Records
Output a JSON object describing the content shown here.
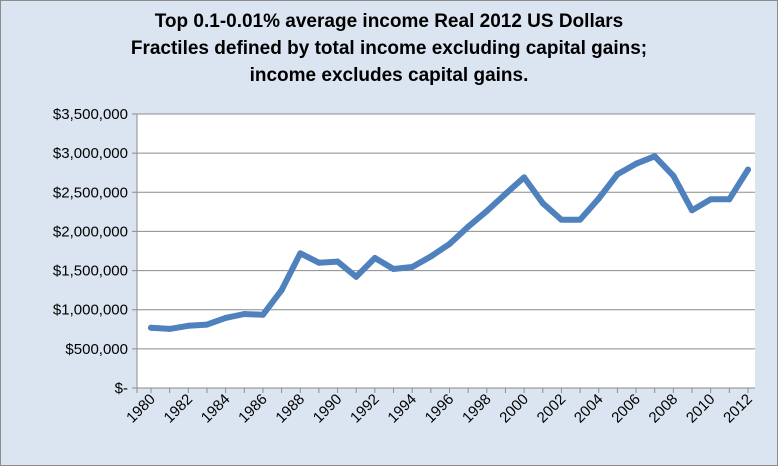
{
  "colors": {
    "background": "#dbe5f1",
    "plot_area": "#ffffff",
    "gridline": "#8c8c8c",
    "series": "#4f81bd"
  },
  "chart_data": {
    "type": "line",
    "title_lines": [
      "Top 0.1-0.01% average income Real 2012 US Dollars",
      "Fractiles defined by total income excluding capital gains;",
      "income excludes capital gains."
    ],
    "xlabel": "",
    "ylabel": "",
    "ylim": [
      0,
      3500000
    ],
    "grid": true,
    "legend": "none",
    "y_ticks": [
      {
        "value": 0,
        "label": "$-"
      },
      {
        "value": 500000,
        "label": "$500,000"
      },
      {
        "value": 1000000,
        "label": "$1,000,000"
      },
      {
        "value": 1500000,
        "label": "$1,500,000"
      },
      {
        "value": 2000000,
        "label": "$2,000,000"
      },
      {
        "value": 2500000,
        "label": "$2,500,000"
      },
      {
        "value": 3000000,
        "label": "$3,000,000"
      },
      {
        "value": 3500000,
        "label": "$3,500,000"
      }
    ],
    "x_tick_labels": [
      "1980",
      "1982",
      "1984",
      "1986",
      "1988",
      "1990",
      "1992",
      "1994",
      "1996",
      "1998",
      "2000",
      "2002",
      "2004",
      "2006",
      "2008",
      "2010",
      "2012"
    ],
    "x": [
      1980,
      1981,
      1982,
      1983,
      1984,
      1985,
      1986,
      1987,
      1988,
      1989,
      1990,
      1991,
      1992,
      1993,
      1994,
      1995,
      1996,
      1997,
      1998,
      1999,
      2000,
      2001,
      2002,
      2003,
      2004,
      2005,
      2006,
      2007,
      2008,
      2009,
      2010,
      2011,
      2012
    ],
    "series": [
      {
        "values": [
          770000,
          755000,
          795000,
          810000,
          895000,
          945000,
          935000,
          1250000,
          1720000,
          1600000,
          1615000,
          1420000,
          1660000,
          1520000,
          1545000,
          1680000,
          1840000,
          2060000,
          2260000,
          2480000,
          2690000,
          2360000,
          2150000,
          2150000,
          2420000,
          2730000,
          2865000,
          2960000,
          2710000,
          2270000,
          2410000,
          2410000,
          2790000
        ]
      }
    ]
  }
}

**EXERCISE DIRECTIONS:** The records above must be transcribed exactly. Pictures are left out of the copy.

**RESPONSE FOR THIS EXERCISE:**
Output a JSON object describing the content shown here.
{
  "colors": {
    "background": "#dbe5f1",
    "plot_area": "#ffffff",
    "gridline": "#8c8c8c",
    "series": "#4f81bd"
  },
  "chart_data": {
    "type": "line",
    "title_lines": [
      "Top 0.1-0.01% average income Real 2012 US Dollars",
      "Fractiles defined by total income excluding capital gains;",
      "income excludes capital gains."
    ],
    "xlabel": "",
    "ylabel": "",
    "ylim": [
      0,
      3500000
    ],
    "grid": true,
    "legend": "none",
    "y_ticks": [
      {
        "value": 0,
        "label": "$-"
      },
      {
        "value": 500000,
        "label": "$500,000"
      },
      {
        "value": 1000000,
        "label": "$1,000,000"
      },
      {
        "value": 1500000,
        "label": "$1,500,000"
      },
      {
        "value": 2000000,
        "label": "$2,000,000"
      },
      {
        "value": 2500000,
        "label": "$2,500,000"
      },
      {
        "value": 3000000,
        "label": "$3,000,000"
      },
      {
        "value": 3500000,
        "label": "$3,500,000"
      }
    ],
    "x_tick_labels": [
      "1980",
      "1982",
      "1984",
      "1986",
      "1988",
      "1990",
      "1992",
      "1994",
      "1996",
      "1998",
      "2000",
      "2002",
      "2004",
      "2006",
      "2008",
      "2010",
      "2012"
    ],
    "x": [
      1980,
      1981,
      1982,
      1983,
      1984,
      1985,
      1986,
      1987,
      1988,
      1989,
      1990,
      1991,
      1992,
      1993,
      1994,
      1995,
      1996,
      1997,
      1998,
      1999,
      2000,
      2001,
      2002,
      2003,
      2004,
      2005,
      2006,
      2007,
      2008,
      2009,
      2010,
      2011,
      2012
    ],
    "series": [
      {
        "values": [
          770000,
          755000,
          795000,
          810000,
          895000,
          945000,
          935000,
          1250000,
          1720000,
          1600000,
          1615000,
          1420000,
          1660000,
          1520000,
          1545000,
          1680000,
          1840000,
          2060000,
          2260000,
          2480000,
          2690000,
          2360000,
          2150000,
          2150000,
          2420000,
          2730000,
          2865000,
          2960000,
          2710000,
          2270000,
          2410000,
          2410000,
          2790000
        ]
      }
    ]
  }
}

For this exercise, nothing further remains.